++++ DATA PROVIDED ++++

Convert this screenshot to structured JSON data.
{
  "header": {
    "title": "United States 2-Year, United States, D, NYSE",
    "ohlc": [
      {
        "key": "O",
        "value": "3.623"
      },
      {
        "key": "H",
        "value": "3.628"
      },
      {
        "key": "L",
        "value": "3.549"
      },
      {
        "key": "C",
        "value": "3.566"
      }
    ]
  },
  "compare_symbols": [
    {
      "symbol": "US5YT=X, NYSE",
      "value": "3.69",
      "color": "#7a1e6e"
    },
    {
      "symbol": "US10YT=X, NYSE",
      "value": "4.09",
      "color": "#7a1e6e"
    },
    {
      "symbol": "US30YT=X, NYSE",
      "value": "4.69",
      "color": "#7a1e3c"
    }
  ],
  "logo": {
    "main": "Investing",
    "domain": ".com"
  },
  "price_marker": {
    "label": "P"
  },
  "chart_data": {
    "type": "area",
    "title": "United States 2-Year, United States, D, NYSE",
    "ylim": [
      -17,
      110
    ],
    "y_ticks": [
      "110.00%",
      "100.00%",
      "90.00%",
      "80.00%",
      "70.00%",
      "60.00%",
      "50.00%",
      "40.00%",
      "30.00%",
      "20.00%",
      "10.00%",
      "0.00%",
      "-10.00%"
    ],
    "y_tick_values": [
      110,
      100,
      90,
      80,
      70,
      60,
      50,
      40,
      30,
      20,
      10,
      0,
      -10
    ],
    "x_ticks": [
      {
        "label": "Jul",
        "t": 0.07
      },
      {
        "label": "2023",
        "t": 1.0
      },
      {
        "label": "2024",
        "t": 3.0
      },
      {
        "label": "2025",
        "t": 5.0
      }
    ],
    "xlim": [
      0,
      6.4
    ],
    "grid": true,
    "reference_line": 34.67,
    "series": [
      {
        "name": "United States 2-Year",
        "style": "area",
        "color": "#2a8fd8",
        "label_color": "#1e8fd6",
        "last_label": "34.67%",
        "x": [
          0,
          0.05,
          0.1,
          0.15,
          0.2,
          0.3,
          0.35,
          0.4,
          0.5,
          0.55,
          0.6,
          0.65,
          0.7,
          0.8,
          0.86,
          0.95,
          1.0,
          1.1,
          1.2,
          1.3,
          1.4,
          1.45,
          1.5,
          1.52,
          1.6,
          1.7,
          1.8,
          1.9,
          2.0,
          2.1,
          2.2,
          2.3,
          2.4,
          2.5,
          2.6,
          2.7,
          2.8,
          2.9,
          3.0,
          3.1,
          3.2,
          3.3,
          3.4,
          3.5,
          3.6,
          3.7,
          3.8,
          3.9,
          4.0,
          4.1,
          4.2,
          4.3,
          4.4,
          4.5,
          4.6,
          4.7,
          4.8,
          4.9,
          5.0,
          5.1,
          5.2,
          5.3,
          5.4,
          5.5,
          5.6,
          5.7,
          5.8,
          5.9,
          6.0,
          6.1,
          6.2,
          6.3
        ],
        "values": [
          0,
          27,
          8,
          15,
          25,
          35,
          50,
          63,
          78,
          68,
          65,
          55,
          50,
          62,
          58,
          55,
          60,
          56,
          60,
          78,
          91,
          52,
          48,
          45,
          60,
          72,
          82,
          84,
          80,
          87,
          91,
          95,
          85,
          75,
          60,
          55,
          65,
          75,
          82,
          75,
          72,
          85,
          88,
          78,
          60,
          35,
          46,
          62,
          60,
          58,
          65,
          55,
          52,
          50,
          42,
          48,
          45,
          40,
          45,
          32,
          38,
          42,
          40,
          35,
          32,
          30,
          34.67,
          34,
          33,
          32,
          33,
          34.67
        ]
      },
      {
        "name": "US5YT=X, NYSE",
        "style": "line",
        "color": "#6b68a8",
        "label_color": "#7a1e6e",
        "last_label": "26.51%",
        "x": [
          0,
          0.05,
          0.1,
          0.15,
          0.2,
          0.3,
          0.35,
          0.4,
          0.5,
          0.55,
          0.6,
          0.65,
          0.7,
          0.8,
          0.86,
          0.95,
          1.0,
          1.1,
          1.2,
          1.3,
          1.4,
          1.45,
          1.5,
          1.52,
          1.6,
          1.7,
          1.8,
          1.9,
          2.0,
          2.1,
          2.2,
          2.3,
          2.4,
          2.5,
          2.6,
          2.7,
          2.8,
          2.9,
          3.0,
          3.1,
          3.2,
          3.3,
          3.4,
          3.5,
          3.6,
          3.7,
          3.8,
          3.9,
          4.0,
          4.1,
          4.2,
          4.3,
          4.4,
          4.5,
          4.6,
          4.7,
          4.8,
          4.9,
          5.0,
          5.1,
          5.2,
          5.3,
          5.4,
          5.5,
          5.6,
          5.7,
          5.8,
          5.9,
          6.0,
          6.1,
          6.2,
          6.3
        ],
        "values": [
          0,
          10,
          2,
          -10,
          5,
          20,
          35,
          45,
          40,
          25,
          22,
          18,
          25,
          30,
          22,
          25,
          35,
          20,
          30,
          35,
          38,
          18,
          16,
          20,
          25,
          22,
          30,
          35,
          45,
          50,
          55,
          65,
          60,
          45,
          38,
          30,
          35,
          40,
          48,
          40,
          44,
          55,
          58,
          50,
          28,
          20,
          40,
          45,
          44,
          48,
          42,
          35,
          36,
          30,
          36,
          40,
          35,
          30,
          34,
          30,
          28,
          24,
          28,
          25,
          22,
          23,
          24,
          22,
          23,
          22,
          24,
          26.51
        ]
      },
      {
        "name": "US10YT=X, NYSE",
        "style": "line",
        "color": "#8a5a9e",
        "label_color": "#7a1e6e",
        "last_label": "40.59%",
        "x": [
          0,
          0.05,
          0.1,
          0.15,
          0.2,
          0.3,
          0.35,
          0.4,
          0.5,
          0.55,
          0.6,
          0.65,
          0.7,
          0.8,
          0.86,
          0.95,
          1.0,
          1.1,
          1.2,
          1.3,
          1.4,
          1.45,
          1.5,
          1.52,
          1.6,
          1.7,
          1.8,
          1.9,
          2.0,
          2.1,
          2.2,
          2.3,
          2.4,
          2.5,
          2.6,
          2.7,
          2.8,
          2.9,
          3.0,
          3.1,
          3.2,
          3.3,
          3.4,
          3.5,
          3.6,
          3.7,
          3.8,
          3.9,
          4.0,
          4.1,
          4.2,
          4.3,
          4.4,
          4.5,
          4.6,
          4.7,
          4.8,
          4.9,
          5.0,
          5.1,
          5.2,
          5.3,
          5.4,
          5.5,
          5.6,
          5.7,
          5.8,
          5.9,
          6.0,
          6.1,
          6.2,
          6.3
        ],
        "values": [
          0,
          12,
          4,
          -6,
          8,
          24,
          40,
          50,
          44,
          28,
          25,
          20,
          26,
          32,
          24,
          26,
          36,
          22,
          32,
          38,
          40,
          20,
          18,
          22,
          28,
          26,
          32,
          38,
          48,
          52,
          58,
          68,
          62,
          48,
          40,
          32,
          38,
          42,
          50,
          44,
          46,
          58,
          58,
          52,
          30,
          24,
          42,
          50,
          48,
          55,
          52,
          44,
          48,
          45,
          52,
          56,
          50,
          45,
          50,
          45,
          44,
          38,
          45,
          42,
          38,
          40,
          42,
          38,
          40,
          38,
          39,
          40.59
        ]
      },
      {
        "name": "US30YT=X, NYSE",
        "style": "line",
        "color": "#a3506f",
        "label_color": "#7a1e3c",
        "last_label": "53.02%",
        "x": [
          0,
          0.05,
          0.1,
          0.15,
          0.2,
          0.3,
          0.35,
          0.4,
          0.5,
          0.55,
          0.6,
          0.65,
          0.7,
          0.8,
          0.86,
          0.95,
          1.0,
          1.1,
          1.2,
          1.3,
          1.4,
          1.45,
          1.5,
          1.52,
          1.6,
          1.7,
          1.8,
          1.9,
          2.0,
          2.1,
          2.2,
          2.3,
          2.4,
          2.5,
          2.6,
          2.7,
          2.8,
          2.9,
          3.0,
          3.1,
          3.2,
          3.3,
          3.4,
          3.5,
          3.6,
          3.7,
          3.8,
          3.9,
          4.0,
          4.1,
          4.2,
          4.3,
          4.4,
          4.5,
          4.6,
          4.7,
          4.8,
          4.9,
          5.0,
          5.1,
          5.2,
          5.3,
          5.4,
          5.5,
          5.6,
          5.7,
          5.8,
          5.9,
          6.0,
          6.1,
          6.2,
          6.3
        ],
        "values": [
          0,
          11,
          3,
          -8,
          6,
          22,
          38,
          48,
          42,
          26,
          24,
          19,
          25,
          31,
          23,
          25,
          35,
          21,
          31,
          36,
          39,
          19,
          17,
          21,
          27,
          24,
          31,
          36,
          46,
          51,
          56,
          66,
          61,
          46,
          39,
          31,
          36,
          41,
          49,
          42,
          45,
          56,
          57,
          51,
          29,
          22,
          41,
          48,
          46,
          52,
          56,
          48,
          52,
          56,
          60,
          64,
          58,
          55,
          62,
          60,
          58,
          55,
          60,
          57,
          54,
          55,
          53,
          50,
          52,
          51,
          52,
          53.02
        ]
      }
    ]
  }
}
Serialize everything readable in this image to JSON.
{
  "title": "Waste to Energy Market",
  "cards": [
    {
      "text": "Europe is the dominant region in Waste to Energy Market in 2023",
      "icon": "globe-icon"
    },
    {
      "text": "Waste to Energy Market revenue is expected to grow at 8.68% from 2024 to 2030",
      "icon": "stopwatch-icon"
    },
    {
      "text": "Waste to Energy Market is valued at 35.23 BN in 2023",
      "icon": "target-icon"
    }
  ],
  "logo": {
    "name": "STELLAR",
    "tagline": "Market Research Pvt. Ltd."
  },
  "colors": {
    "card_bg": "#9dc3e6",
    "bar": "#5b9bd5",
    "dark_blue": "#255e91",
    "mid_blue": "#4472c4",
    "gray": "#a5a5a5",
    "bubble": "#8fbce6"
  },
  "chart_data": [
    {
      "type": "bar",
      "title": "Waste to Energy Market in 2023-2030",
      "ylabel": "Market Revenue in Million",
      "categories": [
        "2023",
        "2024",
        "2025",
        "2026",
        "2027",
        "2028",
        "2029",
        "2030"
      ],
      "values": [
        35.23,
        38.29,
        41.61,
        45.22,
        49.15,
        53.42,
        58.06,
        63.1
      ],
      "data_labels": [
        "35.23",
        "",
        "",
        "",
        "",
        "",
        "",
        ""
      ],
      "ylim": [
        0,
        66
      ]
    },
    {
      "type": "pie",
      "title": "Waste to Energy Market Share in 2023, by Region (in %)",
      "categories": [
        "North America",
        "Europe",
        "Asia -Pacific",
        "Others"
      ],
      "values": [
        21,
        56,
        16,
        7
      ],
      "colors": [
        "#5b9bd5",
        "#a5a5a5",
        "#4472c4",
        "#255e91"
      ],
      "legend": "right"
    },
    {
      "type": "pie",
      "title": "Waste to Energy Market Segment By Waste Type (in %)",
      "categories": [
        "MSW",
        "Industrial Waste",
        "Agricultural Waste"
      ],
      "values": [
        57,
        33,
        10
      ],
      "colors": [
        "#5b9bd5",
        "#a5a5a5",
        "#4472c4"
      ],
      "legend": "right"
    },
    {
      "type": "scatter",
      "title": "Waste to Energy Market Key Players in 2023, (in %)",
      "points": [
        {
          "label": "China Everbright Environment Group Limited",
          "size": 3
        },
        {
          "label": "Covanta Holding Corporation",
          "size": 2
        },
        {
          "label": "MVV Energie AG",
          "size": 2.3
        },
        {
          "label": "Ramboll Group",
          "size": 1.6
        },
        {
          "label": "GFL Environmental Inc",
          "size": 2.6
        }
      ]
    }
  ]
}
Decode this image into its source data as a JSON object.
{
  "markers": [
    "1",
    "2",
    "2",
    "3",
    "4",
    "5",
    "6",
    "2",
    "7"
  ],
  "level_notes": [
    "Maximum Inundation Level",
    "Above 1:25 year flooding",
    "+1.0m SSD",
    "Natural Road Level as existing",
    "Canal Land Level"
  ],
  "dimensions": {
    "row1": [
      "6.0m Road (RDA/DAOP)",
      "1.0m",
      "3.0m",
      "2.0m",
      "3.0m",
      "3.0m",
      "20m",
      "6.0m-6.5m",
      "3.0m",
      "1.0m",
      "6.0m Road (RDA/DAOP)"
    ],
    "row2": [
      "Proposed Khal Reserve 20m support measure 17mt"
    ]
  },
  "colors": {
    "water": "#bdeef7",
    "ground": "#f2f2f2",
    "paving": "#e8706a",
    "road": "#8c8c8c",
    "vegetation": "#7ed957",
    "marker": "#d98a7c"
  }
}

++++

> **EXERCISE TASK**
Search the listing above for the string "Europe". Copy every line that contains it.

> **SOLUTION FOR THIS EXERCISE**
      "text": "Europe is the dominant region in Waste to Energy Market in 2023",
        "Europe",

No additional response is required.